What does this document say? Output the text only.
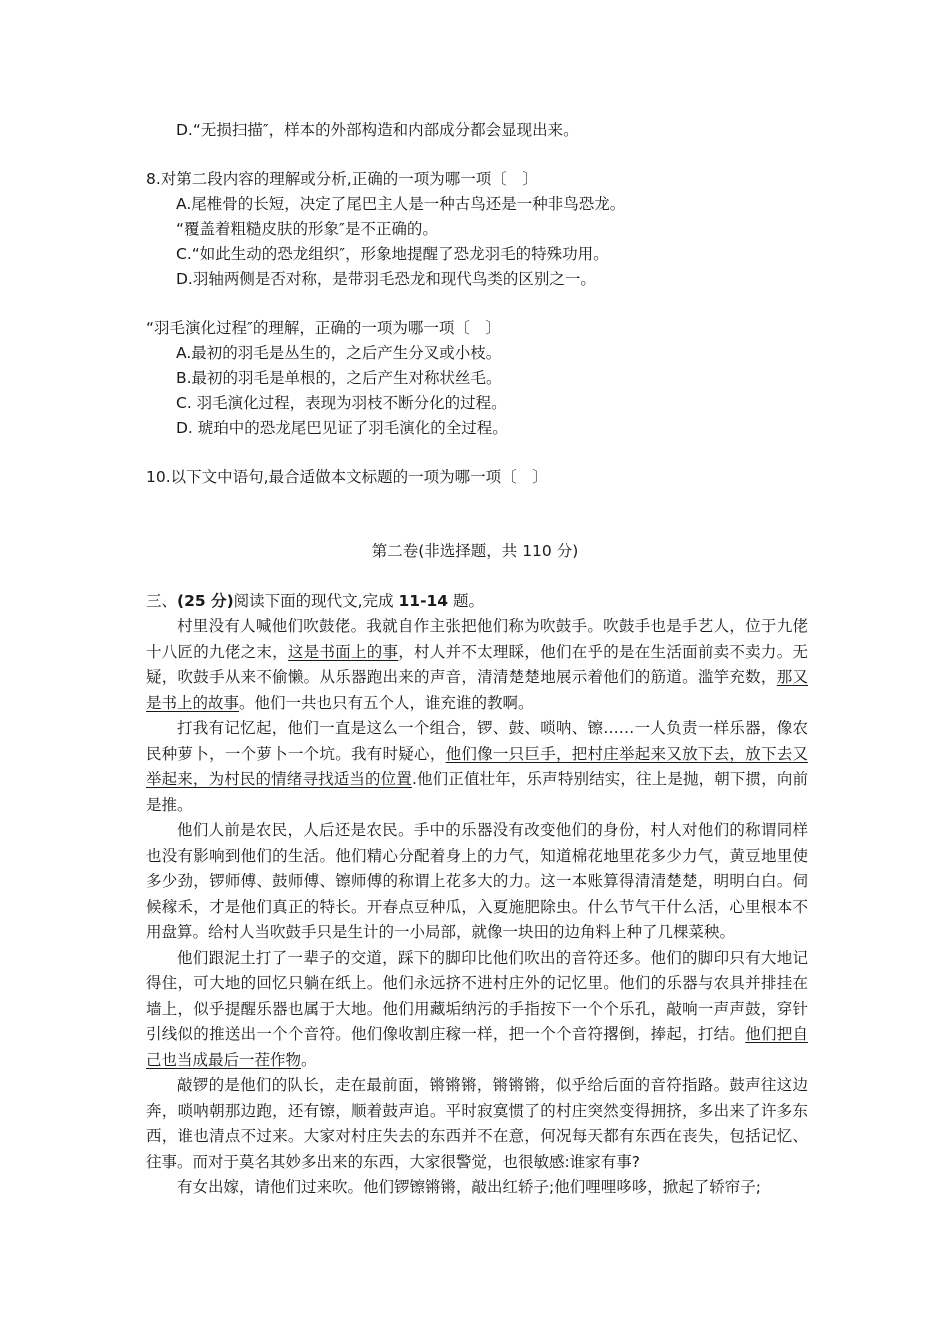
D.“无损扫描″，样本的外部构造和内部成分都会显现出来。
8.对第二段内容的理解或分析,正确的一项为哪一项〔　〕
A.尾椎骨的长短，决定了尾巴主人是一种古鸟还是一种非鸟恐龙。
“覆盖着粗糙皮肤的形象″是不正确的。
C.“如此生动的恐龙组织″，形象地提醒了恐龙羽毛的特殊功用。
D.羽轴两侧是否对称，是带羽毛恐龙和现代鸟类的区别之一。
“羽毛演化过程″的理解，正确的一项为哪一项〔　〕
A.最初的羽毛是丛生的，之后产生分叉或小枝。
B.最初的羽毛是单根的，之后产生对称状丝毛。
C. 羽毛演化过程，表现为羽枝不断分化的过程。
D. 琥珀中的恐龙尾巴见证了羽毛演化的全过程。
10.以下文中语句,最合适做本文标题的一项为哪一项〔　〕
第二卷(非选择题，共 110 分)
三、(25 分)阅读下面的现代文,完成 11-14 题。

村里没有人喊他们吹鼓佬。我就自作主张把他们称为吹鼓手。吹鼓手也是手艺人，位于九佬十八匠的九佬之末，这是书面上的事，村人并不太理睬，他们在乎的是在生活面前卖不卖力。无疑，吹鼓手从来不偷懒。从乐器跑出来的声音，清清楚楚地展示着他们的筋道。滥竽充数，那又是书上的故事。他们一共也只有五个人，谁充谁的教啊。

打我有记忆起，他们一直是这么一个组合，锣、鼓、唢呐、镲……一人负责一样乐器，像农民种萝卜，一个萝卜一个坑。我有时疑心，他们像一只巨手，把村庄举起来又放下去，放下去又举起来，为村民的情绪寻找适当的位置.他们正值壮年，乐声特别结实，往上是抛，朝下掼，向前是推。

他们人前是农民，人后还是农民。手中的乐器没有改变他们的身份，村人对他们的称谓同样也没有影响到他们的生活。他们精心分配着身上的力气，知道棉花地里花多少力气，黄豆地里使多少劲，锣师傅、鼓师傅、镲师傅的称谓上花多大的力。这一本账算得清清楚楚，明明白白。伺候稼禾，才是他们真正的特长。开春点豆种瓜，入夏施肥除虫。什么节气干什么活，心里根本不用盘算。给村人当吹鼓手只是生计的一小局部，就像一块田的边角料上种了几棵菜秧。

他们跟泥土打了一辈子的交道，踩下的脚印比他们吹出的音符还多。他们的脚印只有大地记得住，可大地的回忆只躺在纸上。他们永远挤不进村庄外的记忆里。他们的乐器与农具并排挂在墙上，似乎提醒乐器也属于大地。他们用藏垢纳污的手指按下一个个乐孔，敲响一声声鼓，穿针引线似的推送出一个个音符。他们像收割庄稼一样，把一个个音符撂倒，捧起，打结。他们把自己也当成最后一茬作物。

敲锣的是他们的队长，走在最前面，锵锵锵，锵锵锵，似乎给后面的音符指路。鼓声往这边奔，唢呐朝那边跑，还有镲，顺着鼓声追。平时寂寞惯了的村庄突然变得拥挤，多出来了许多东西，谁也清点不过来。大家对村庄失去的东西并不在意，何况每天都有东西在丧失，包括记忆、往事。而对于莫名其妙多出来的东西，大家很警觉，也很敏感:谁家有事?

有女出嫁，请他们过来吹。他们锣镲锵锵，敲出红轿子;他们哩哩哆哆，掀起了轿帘子;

§ §

Task prompt
Give every line back word for word and leave the pictures out.

Output below
What does this document say? Output the text only.
D.“无损扫描″，样本的外部构造和内部成分都会显现出来。
8.对第二段内容的理解或分析,正确的一项为哪一项〔　〕
A.尾椎骨的长短，决定了尾巴主人是一种古鸟还是一种非鸟恐龙。
“覆盖着粗糙皮肤的形象″是不正确的。
C.“如此生动的恐龙组织″，形象地提醒了恐龙羽毛的特殊功用。
D.羽轴两侧是否对称，是带羽毛恐龙和现代鸟类的区别之一。
“羽毛演化过程″的理解，正确的一项为哪一项〔　〕
A.最初的羽毛是丛生的，之后产生分叉或小枝。
B.最初的羽毛是单根的，之后产生对称状丝毛。
C. 羽毛演化过程，表现为羽枝不断分化的过程。
D. 琥珀中的恐龙尾巴见证了羽毛演化的全过程。
10.以下文中语句,最合适做本文标题的一项为哪一项〔　〕
第二卷(非选择题，共 110 分)
三、(25 分)阅读下面的现代文,完成 11-14 题。

村里没有人喊他们吹鼓佬。我就自作主张把他们称为吹鼓手。吹鼓手也是手艺人，位于九佬十八匠的九佬之末，这是书面上的事，村人并不太理睬，他们在乎的是在生活面前卖不卖力。无疑，吹鼓手从来不偷懒。从乐器跑出来的声音，清清楚楚地展示着他们的筋道。滥竽充数，那又是书上的故事。他们一共也只有五个人，谁充谁的教啊。

打我有记忆起，他们一直是这么一个组合，锣、鼓、唢呐、镲……一人负责一样乐器，像农民种萝卜，一个萝卜一个坑。我有时疑心，他们像一只巨手，把村庄举起来又放下去，放下去又举起来，为村民的情绪寻找适当的位置.他们正值壮年，乐声特别结实，往上是抛，朝下掼，向前是推。

他们人前是农民，人后还是农民。手中的乐器没有改变他们的身份，村人对他们的称谓同样也没有影响到他们的生活。他们精心分配着身上的力气，知道棉花地里花多少力气，黄豆地里使多少劲，锣师傅、鼓师傅、镲师傅的称谓上花多大的力。这一本账算得清清楚楚，明明白白。伺候稼禾，才是他们真正的特长。开春点豆种瓜，入夏施肥除虫。什么节气干什么活，心里根本不用盘算。给村人当吹鼓手只是生计的一小局部，就像一块田的边角料上种了几棵菜秧。

他们跟泥土打了一辈子的交道，踩下的脚印比他们吹出的音符还多。他们的脚印只有大地记得住，可大地的回忆只躺在纸上。他们永远挤不进村庄外的记忆里。他们的乐器与农具并排挂在墙上，似乎提醒乐器也属于大地。他们用藏垢纳污的手指按下一个个乐孔，敲响一声声鼓，穿针引线似的推送出一个个音符。他们像收割庄稼一样，把一个个音符撂倒，捧起，打结。他们把自己也当成最后一茬作物。

敲锣的是他们的队长，走在最前面，锵锵锵，锵锵锵，似乎给后面的音符指路。鼓声往这边奔，唢呐朝那边跑，还有镲，顺着鼓声追。平时寂寞惯了的村庄突然变得拥挤，多出来了许多东西，谁也清点不过来。大家对村庄失去的东西并不在意，何况每天都有东西在丧失，包括记忆、往事。而对于莫名其妙多出来的东西，大家很警觉，也很敏感:谁家有事?

有女出嫁，请他们过来吹。他们锣镲锵锵，敲出红轿子;他们哩哩哆哆，掀起了轿帘子;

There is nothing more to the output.